> _Work to complete_
Give the number of lines that hold the string "name". Nothing else is needed.

[Chart and figure data]
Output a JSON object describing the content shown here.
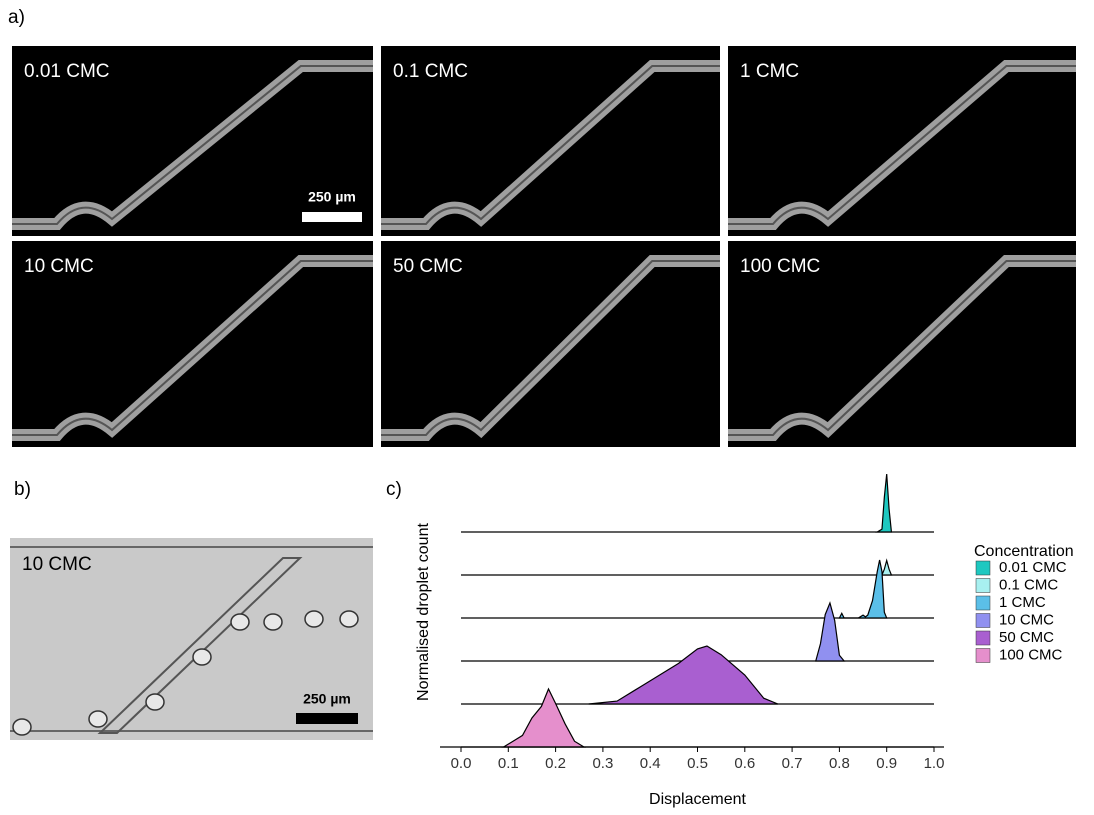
{
  "panel_labels": [
    "a)",
    "b)",
    "c)"
  ],
  "panel_a": {
    "images": [
      {
        "label": "0.01 CMC"
      },
      {
        "label": "0.1 CMC"
      },
      {
        "label": "1 CMC"
      },
      {
        "label": "10 CMC"
      },
      {
        "label": "50 CMC"
      },
      {
        "label": "100 CMC"
      }
    ],
    "scale_bar": "250 µm"
  },
  "panel_b": {
    "label": "10 CMC",
    "scale_bar": "250 µm"
  },
  "chart_data": {
    "type": "ridgeline",
    "xlabel": "Displacement",
    "ylabel": "Normalised droplet count",
    "legend_title": "Concentration",
    "xlim": [
      0,
      1
    ],
    "xticks": [
      {
        "value": 0,
        "label": "0.0"
      },
      0.1,
      0.2,
      0.3,
      0.4,
      0.5,
      0.6,
      0.7,
      0.8,
      0.9,
      {
        "value": 1,
        "label": "1.0"
      }
    ],
    "series": [
      {
        "name": "0.01 CMC",
        "color": "#1ec8c0",
        "x": [
          0.88,
          0.89,
          0.895,
          0.9,
          0.905,
          0.91
        ],
        "values": [
          0,
          0.05,
          0.6,
          1,
          0.4,
          0
        ]
      },
      {
        "name": "0.1 CMC",
        "color": "#a8f0f0",
        "x": [
          0.89,
          0.895,
          0.9,
          0.905,
          0.91
        ],
        "values": [
          0,
          0.1,
          0.25,
          0.1,
          0
        ]
      },
      {
        "name": "1 CMC",
        "color": "#5bbfe8",
        "x": [
          0.8,
          0.805,
          0.81,
          0.84,
          0.85,
          0.855,
          0.86,
          0.87,
          0.88,
          0.885,
          0.89,
          0.895,
          0.9
        ],
        "values": [
          0,
          0.08,
          0,
          0,
          0.05,
          0.02,
          0.05,
          0.3,
          0.8,
          1,
          0.8,
          0.1,
          0
        ]
      },
      {
        "name": "10 CMC",
        "color": "#9090f0",
        "x": [
          0.75,
          0.76,
          0.77,
          0.78,
          0.79,
          0.8,
          0.81
        ],
        "values": [
          0,
          0.3,
          0.8,
          1,
          0.7,
          0.1,
          0
        ]
      },
      {
        "name": "50 CMC",
        "color": "#a95fd0",
        "x": [
          0.27,
          0.33,
          0.38,
          0.42,
          0.46,
          0.5,
          0.52,
          0.55,
          0.6,
          0.64,
          0.67
        ],
        "values": [
          0,
          0.05,
          0.3,
          0.5,
          0.7,
          0.95,
          1,
          0.85,
          0.5,
          0.1,
          0
        ]
      },
      {
        "name": "100 CMC",
        "color": "#e58fcc",
        "x": [
          0.09,
          0.11,
          0.13,
          0.15,
          0.17,
          0.185,
          0.2,
          0.22,
          0.24,
          0.26
        ],
        "values": [
          0,
          0.1,
          0.2,
          0.5,
          0.7,
          1,
          0.75,
          0.4,
          0.1,
          0
        ]
      }
    ]
  }
}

> _Task result_
6